WHAT THIS TASK INVOLVES
The listing below should be copied in full, word for word.

(Records contained in a dataset)
+ + + +
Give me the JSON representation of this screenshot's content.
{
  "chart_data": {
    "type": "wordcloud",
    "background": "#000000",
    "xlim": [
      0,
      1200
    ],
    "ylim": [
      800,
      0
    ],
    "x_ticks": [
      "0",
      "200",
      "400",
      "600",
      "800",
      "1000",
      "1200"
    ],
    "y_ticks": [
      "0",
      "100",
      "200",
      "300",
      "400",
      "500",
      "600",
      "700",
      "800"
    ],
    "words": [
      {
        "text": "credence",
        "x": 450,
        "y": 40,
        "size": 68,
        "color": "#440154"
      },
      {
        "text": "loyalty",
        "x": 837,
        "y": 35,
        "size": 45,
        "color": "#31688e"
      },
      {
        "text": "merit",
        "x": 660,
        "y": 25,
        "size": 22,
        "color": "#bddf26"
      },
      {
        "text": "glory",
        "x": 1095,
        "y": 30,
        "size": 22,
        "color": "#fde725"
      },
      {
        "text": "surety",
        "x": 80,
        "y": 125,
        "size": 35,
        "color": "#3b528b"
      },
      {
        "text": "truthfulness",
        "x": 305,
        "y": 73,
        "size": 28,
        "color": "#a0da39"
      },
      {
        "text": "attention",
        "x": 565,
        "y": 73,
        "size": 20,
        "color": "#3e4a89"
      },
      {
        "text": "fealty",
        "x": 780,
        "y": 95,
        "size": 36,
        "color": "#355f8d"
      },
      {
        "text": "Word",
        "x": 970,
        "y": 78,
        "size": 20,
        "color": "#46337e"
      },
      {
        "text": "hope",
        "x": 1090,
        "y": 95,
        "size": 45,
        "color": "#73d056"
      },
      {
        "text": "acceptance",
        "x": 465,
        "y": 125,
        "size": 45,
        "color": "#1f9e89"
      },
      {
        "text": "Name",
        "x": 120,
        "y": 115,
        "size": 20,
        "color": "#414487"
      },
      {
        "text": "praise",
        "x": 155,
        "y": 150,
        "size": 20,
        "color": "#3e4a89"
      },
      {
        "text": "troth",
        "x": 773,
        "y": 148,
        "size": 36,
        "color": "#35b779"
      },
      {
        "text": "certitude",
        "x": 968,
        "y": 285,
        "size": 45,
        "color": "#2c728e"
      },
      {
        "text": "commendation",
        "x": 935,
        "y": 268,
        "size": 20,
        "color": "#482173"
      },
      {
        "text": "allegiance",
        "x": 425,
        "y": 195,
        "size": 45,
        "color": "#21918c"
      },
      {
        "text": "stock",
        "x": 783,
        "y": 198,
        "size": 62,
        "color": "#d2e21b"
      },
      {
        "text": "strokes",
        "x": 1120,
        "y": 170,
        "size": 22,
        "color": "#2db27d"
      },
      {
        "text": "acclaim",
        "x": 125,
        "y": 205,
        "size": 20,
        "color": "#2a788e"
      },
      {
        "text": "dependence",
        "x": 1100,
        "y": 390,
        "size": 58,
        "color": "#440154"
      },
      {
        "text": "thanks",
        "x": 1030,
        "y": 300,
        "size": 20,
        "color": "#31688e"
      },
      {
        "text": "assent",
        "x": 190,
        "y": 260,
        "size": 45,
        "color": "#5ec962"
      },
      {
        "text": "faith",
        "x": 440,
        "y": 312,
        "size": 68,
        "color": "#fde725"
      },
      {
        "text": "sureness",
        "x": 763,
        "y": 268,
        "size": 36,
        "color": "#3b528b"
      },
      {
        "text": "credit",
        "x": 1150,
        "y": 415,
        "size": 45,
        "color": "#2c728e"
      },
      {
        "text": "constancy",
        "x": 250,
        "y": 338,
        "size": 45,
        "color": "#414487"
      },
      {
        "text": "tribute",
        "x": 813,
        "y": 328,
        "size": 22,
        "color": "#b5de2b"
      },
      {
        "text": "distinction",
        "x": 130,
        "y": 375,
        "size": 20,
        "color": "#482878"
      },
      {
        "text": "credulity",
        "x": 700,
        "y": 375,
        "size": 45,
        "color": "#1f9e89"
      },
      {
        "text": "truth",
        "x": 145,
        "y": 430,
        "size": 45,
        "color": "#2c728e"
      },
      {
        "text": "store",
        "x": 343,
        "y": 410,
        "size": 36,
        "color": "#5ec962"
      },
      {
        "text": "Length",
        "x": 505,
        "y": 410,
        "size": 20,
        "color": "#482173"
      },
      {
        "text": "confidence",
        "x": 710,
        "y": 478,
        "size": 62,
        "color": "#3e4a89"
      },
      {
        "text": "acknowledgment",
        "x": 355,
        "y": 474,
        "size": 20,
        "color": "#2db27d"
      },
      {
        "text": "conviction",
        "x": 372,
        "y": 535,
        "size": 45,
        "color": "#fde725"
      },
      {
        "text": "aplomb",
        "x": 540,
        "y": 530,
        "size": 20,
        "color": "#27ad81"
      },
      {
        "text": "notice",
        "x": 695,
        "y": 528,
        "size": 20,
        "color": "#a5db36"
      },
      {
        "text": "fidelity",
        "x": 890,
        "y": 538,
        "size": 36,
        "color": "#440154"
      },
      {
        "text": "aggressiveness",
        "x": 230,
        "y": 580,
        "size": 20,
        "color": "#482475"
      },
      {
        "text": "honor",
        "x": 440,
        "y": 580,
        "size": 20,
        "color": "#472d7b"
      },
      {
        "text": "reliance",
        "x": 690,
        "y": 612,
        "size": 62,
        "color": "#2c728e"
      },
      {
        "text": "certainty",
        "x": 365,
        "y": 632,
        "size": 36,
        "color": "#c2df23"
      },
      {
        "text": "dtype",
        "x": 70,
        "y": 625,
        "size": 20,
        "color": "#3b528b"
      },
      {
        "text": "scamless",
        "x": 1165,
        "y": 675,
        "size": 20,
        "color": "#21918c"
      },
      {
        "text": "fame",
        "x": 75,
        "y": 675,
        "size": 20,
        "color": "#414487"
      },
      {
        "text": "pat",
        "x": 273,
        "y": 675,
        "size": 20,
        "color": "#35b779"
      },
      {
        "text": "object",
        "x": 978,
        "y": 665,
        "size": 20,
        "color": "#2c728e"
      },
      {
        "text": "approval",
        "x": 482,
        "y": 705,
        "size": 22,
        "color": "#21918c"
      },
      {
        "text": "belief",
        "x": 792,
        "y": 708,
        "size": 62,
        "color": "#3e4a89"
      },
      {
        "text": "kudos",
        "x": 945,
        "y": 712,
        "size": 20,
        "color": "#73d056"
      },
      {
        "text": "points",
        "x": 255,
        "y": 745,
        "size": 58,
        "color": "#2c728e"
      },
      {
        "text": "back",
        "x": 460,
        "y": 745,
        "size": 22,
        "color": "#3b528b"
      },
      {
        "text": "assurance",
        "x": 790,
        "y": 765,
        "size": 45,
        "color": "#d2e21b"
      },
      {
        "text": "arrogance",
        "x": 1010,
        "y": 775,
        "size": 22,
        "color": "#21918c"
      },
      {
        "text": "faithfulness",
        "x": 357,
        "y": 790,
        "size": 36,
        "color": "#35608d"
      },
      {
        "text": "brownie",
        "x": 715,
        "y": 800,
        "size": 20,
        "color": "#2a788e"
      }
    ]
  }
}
+ + + +
FINISHED TASK
Give me the JSON representation of this screenshot's content.
{
  "chart_data": {
    "type": "wordcloud",
    "background": "#000000",
    "xlim": [
      0,
      1200
    ],
    "ylim": [
      800,
      0
    ],
    "x_ticks": [
      "0",
      "200",
      "400",
      "600",
      "800",
      "1000",
      "1200"
    ],
    "y_ticks": [
      "0",
      "100",
      "200",
      "300",
      "400",
      "500",
      "600",
      "700",
      "800"
    ],
    "words": [
      {
        "text": "credence",
        "x": 450,
        "y": 40,
        "size": 68,
        "color": "#440154"
      },
      {
        "text": "loyalty",
        "x": 837,
        "y": 35,
        "size": 45,
        "color": "#31688e"
      },
      {
        "text": "merit",
        "x": 660,
        "y": 25,
        "size": 22,
        "color": "#bddf26"
      },
      {
        "text": "glory",
        "x": 1095,
        "y": 30,
        "size": 22,
        "color": "#fde725"
      },
      {
        "text": "surety",
        "x": 80,
        "y": 125,
        "size": 35,
        "color": "#3b528b"
      },
      {
        "text": "truthfulness",
        "x": 305,
        "y": 73,
        "size": 28,
        "color": "#a0da39"
      },
      {
        "text": "attention",
        "x": 565,
        "y": 73,
        "size": 20,
        "color": "#3e4a89"
      },
      {
        "text": "fealty",
        "x": 780,
        "y": 95,
        "size": 36,
        "color": "#355f8d"
      },
      {
        "text": "Word",
        "x": 970,
        "y": 78,
        "size": 20,
        "color": "#46337e"
      },
      {
        "text": "hope",
        "x": 1090,
        "y": 95,
        "size": 45,
        "color": "#73d056"
      },
      {
        "text": "acceptance",
        "x": 465,
        "y": 125,
        "size": 45,
        "color": "#1f9e89"
      },
      {
        "text": "Name",
        "x": 120,
        "y": 115,
        "size": 20,
        "color": "#414487"
      },
      {
        "text": "praise",
        "x": 155,
        "y": 150,
        "size": 20,
        "color": "#3e4a89"
      },
      {
        "text": "troth",
        "x": 773,
        "y": 148,
        "size": 36,
        "color": "#35b779"
      },
      {
        "text": "certitude",
        "x": 968,
        "y": 285,
        "size": 45,
        "color": "#2c728e"
      },
      {
        "text": "commendation",
        "x": 935,
        "y": 268,
        "size": 20,
        "color": "#482173"
      },
      {
        "text": "allegiance",
        "x": 425,
        "y": 195,
        "size": 45,
        "color": "#21918c"
      },
      {
        "text": "stock",
        "x": 783,
        "y": 198,
        "size": 62,
        "color": "#d2e21b"
      },
      {
        "text": "strokes",
        "x": 1120,
        "y": 170,
        "size": 22,
        "color": "#2db27d"
      },
      {
        "text": "acclaim",
        "x": 125,
        "y": 205,
        "size": 20,
        "color": "#2a788e"
      },
      {
        "text": "dependence",
        "x": 1100,
        "y": 390,
        "size": 58,
        "color": "#440154"
      },
      {
        "text": "thanks",
        "x": 1030,
        "y": 300,
        "size": 20,
        "color": "#31688e"
      },
      {
        "text": "assent",
        "x": 190,
        "y": 260,
        "size": 45,
        "color": "#5ec962"
      },
      {
        "text": "faith",
        "x": 440,
        "y": 312,
        "size": 68,
        "color": "#fde725"
      },
      {
        "text": "sureness",
        "x": 763,
        "y": 268,
        "size": 36,
        "color": "#3b528b"
      },
      {
        "text": "credit",
        "x": 1150,
        "y": 415,
        "size": 45,
        "color": "#2c728e"
      },
      {
        "text": "constancy",
        "x": 250,
        "y": 338,
        "size": 45,
        "color": "#414487"
      },
      {
        "text": "tribute",
        "x": 813,
        "y": 328,
        "size": 22,
        "color": "#b5de2b"
      },
      {
        "text": "distinction",
        "x": 130,
        "y": 375,
        "size": 20,
        "color": "#482878"
      },
      {
        "text": "credulity",
        "x": 700,
        "y": 375,
        "size": 45,
        "color": "#1f9e89"
      },
      {
        "text": "truth",
        "x": 145,
        "y": 430,
        "size": 45,
        "color": "#2c728e"
      },
      {
        "text": "store",
        "x": 343,
        "y": 410,
        "size": 36,
        "color": "#5ec962"
      },
      {
        "text": "Length",
        "x": 505,
        "y": 410,
        "size": 20,
        "color": "#482173"
      },
      {
        "text": "confidence",
        "x": 710,
        "y": 478,
        "size": 62,
        "color": "#3e4a89"
      },
      {
        "text": "acknowledgment",
        "x": 355,
        "y": 474,
        "size": 20,
        "color": "#2db27d"
      },
      {
        "text": "conviction",
        "x": 372,
        "y": 535,
        "size": 45,
        "color": "#fde725"
      },
      {
        "text": "aplomb",
        "x": 540,
        "y": 530,
        "size": 20,
        "color": "#27ad81"
      },
      {
        "text": "notice",
        "x": 695,
        "y": 528,
        "size": 20,
        "color": "#a5db36"
      },
      {
        "text": "fidelity",
        "x": 890,
        "y": 538,
        "size": 36,
        "color": "#440154"
      },
      {
        "text": "aggressiveness",
        "x": 230,
        "y": 580,
        "size": 20,
        "color": "#482475"
      },
      {
        "text": "honor",
        "x": 440,
        "y": 580,
        "size": 20,
        "color": "#472d7b"
      },
      {
        "text": "reliance",
        "x": 690,
        "y": 612,
        "size": 62,
        "color": "#2c728e"
      },
      {
        "text": "certainty",
        "x": 365,
        "y": 632,
        "size": 36,
        "color": "#c2df23"
      },
      {
        "text": "dtype",
        "x": 70,
        "y": 625,
        "size": 20,
        "color": "#3b528b"
      },
      {
        "text": "scamless",
        "x": 1165,
        "y": 675,
        "size": 20,
        "color": "#21918c"
      },
      {
        "text": "fame",
        "x": 75,
        "y": 675,
        "size": 20,
        "color": "#414487"
      },
      {
        "text": "pat",
        "x": 273,
        "y": 675,
        "size": 20,
        "color": "#35b779"
      },
      {
        "text": "object",
        "x": 978,
        "y": 665,
        "size": 20,
        "color": "#2c728e"
      },
      {
        "text": "approval",
        "x": 482,
        "y": 705,
        "size": 22,
        "color": "#21918c"
      },
      {
        "text": "belief",
        "x": 792,
        "y": 708,
        "size": 62,
        "color": "#3e4a89"
      },
      {
        "text": "kudos",
        "x": 945,
        "y": 712,
        "size": 20,
        "color": "#73d056"
      },
      {
        "text": "points",
        "x": 255,
        "y": 745,
        "size": 58,
        "color": "#2c728e"
      },
      {
        "text": "back",
        "x": 460,
        "y": 745,
        "size": 22,
        "color": "#3b528b"
      },
      {
        "text": "assurance",
        "x": 790,
        "y": 765,
        "size": 45,
        "color": "#d2e21b"
      },
      {
        "text": "arrogance",
        "x": 1010,
        "y": 775,
        "size": 22,
        "color": "#21918c"
      },
      {
        "text": "faithfulness",
        "x": 357,
        "y": 790,
        "size": 36,
        "color": "#35608d"
      },
      {
        "text": "brownie",
        "x": 715,
        "y": 800,
        "size": 20,
        "color": "#2a788e"
      }
    ]
  }
}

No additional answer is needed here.